| Stated goal |
Copy each of the records below, character for character, in the same order.
═════ Records
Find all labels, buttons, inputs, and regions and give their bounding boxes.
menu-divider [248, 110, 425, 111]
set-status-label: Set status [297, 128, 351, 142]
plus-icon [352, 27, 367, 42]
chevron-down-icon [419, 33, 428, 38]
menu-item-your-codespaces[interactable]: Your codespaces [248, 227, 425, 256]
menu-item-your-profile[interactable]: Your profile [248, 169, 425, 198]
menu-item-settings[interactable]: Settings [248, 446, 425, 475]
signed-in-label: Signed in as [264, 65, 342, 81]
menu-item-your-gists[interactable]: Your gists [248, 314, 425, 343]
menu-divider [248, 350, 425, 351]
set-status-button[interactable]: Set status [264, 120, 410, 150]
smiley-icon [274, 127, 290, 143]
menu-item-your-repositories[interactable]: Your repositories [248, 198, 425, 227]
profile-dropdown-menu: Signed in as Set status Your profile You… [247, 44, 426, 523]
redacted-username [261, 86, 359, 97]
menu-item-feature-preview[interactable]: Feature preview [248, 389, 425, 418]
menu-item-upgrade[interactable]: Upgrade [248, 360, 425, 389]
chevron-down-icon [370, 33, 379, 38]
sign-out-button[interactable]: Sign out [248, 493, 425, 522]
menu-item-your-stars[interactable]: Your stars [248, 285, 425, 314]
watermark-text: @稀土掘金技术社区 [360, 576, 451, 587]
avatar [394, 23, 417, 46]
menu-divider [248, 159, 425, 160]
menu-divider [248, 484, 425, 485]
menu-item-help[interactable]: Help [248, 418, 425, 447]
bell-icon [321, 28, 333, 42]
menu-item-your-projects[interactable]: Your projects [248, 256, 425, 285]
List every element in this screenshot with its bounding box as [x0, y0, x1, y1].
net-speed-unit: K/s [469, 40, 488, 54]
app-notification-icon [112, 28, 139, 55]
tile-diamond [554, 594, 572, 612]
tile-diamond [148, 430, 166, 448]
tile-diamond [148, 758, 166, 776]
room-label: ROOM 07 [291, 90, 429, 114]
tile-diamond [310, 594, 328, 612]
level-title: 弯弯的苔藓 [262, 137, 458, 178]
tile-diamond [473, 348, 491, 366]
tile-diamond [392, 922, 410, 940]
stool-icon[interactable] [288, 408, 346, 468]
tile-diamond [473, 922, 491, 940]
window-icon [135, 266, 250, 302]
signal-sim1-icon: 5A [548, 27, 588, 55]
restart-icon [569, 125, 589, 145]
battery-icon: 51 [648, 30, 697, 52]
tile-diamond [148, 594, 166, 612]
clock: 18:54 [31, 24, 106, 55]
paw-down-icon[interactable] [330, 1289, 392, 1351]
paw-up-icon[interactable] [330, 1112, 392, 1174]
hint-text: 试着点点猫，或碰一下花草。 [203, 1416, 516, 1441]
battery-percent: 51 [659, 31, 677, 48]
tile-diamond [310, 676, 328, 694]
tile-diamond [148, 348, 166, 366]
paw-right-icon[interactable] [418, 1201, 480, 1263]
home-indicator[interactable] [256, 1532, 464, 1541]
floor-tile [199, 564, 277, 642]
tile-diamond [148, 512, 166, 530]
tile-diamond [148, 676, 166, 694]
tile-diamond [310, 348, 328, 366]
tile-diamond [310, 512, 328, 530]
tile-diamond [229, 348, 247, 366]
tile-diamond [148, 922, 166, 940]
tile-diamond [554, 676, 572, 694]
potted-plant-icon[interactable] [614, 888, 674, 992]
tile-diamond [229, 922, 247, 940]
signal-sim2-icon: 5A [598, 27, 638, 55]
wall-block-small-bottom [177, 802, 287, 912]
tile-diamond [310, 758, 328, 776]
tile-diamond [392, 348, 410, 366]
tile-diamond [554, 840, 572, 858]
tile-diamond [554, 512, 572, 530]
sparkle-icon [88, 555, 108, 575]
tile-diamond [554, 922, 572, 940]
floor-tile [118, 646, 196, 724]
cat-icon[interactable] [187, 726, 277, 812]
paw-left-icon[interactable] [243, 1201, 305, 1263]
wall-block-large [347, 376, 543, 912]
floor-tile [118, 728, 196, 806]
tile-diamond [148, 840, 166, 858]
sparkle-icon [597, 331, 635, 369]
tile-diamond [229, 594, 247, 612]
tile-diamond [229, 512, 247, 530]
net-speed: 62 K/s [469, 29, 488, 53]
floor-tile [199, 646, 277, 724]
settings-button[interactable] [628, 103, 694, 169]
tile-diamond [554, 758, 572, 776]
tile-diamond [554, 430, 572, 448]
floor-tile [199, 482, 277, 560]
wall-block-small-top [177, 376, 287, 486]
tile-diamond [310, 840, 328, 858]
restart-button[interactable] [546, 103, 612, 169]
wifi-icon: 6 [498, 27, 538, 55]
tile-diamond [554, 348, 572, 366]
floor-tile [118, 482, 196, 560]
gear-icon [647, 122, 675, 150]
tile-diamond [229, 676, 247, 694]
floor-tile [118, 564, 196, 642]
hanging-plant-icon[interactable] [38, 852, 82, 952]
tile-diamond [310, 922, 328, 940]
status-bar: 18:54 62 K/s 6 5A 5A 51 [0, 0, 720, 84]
══════════
| Solution |
Find all labels, buttons, inputs, and regions and give their bounding boxes.
menu-divider [248, 110, 425, 111]
set-status-label: Set status [297, 128, 351, 142]
plus-icon [352, 27, 367, 42]
chevron-down-icon [419, 33, 428, 38]
menu-item-your-codespaces[interactable]: Your codespaces [248, 227, 425, 256]
menu-item-your-profile[interactable]: Your profile [248, 169, 425, 198]
menu-item-settings[interactable]: Settings [248, 446, 425, 475]
signed-in-label: Signed in as [264, 65, 342, 81]
menu-item-your-gists[interactable]: Your gists [248, 314, 425, 343]
menu-divider [248, 350, 425, 351]
set-status-button[interactable]: Set status [264, 120, 410, 150]
smiley-icon [274, 127, 290, 143]
menu-item-your-repositories[interactable]: Your repositories [248, 198, 425, 227]
profile-dropdown-menu: Signed in as Set status Your profile You… [247, 44, 426, 523]
redacted-username [261, 86, 359, 97]
menu-item-feature-preview[interactable]: Feature preview [248, 389, 425, 418]
menu-item-upgrade[interactable]: Upgrade [248, 360, 425, 389]
chevron-down-icon [370, 33, 379, 38]
sign-out-button[interactable]: Sign out [248, 493, 425, 522]
menu-item-your-stars[interactable]: Your stars [248, 285, 425, 314]
watermark-text: @稀土掘金技术社区 [360, 576, 451, 587]
avatar [394, 23, 417, 46]
menu-divider [248, 159, 425, 160]
menu-divider [248, 484, 425, 485]
menu-item-help[interactable]: Help [248, 418, 425, 447]
bell-icon [321, 28, 333, 42]
menu-item-your-projects[interactable]: Your projects [248, 256, 425, 285]
List every element in this screenshot with its bounding box as [x0, y0, x1, y1].
net-speed-unit: K/s [469, 40, 488, 54]
app-notification-icon [112, 28, 139, 55]
tile-diamond [554, 594, 572, 612]
tile-diamond [148, 430, 166, 448]
tile-diamond [148, 758, 166, 776]
room-label: ROOM 07 [291, 90, 429, 114]
tile-diamond [310, 594, 328, 612]
level-title: 弯弯的苔藓 [262, 137, 458, 178]
tile-diamond [473, 348, 491, 366]
tile-diamond [392, 922, 410, 940]
stool-icon[interactable] [288, 408, 346, 468]
tile-diamond [473, 922, 491, 940]
window-icon [135, 266, 250, 302]
signal-sim1-icon: 5A [548, 27, 588, 55]
restart-icon [569, 125, 589, 145]
battery-icon: 51 [648, 30, 697, 52]
tile-diamond [148, 594, 166, 612]
clock: 18:54 [31, 24, 106, 55]
paw-down-icon[interactable] [330, 1289, 392, 1351]
paw-up-icon[interactable] [330, 1112, 392, 1174]
hint-text: 试着点点猫，或碰一下花草。 [203, 1416, 516, 1441]
battery-percent: 51 [659, 31, 677, 48]
tile-diamond [310, 676, 328, 694]
tile-diamond [148, 348, 166, 366]
paw-right-icon[interactable] [418, 1201, 480, 1263]
home-indicator[interactable] [256, 1532, 464, 1541]
floor-tile [199, 564, 277, 642]
tile-diamond [148, 512, 166, 530]
tile-diamond [148, 676, 166, 694]
tile-diamond [310, 348, 328, 366]
tile-diamond [310, 512, 328, 530]
tile-diamond [229, 348, 247, 366]
tile-diamond [148, 922, 166, 940]
tile-diamond [554, 676, 572, 694]
potted-plant-icon[interactable] [614, 888, 674, 992]
tile-diamond [229, 922, 247, 940]
signal-sim2-icon: 5A [598, 27, 638, 55]
wall-block-small-bottom [177, 802, 287, 912]
tile-diamond [310, 758, 328, 776]
tile-diamond [392, 348, 410, 366]
tile-diamond [554, 840, 572, 858]
tile-diamond [554, 512, 572, 530]
sparkle-icon [88, 555, 108, 575]
tile-diamond [554, 922, 572, 940]
floor-tile [118, 646, 196, 724]
cat-icon[interactable] [187, 726, 277, 812]
paw-left-icon[interactable] [243, 1201, 305, 1263]
wall-block-large [347, 376, 543, 912]
floor-tile [118, 728, 196, 806]
tile-diamond [148, 840, 166, 858]
sparkle-icon [597, 331, 635, 369]
tile-diamond [229, 594, 247, 612]
tile-diamond [229, 512, 247, 530]
net-speed: 62 K/s [469, 29, 488, 53]
floor-tile [199, 646, 277, 724]
settings-button[interactable] [628, 103, 694, 169]
tile-diamond [554, 758, 572, 776]
tile-diamond [554, 430, 572, 448]
floor-tile [199, 482, 277, 560]
wall-block-small-top [177, 376, 287, 486]
tile-diamond [310, 840, 328, 858]
restart-button[interactable] [546, 103, 612, 169]
wifi-icon: 6 [498, 27, 538, 55]
tile-diamond [554, 348, 572, 366]
floor-tile [118, 482, 196, 560]
gear-icon [647, 122, 675, 150]
tile-diamond [229, 676, 247, 694]
floor-tile [118, 564, 196, 642]
hanging-plant-icon[interactable] [38, 852, 82, 952]
tile-diamond [310, 922, 328, 940]
status-bar: 18:54 62 K/s 6 5A 5A 51 [0, 0, 720, 84]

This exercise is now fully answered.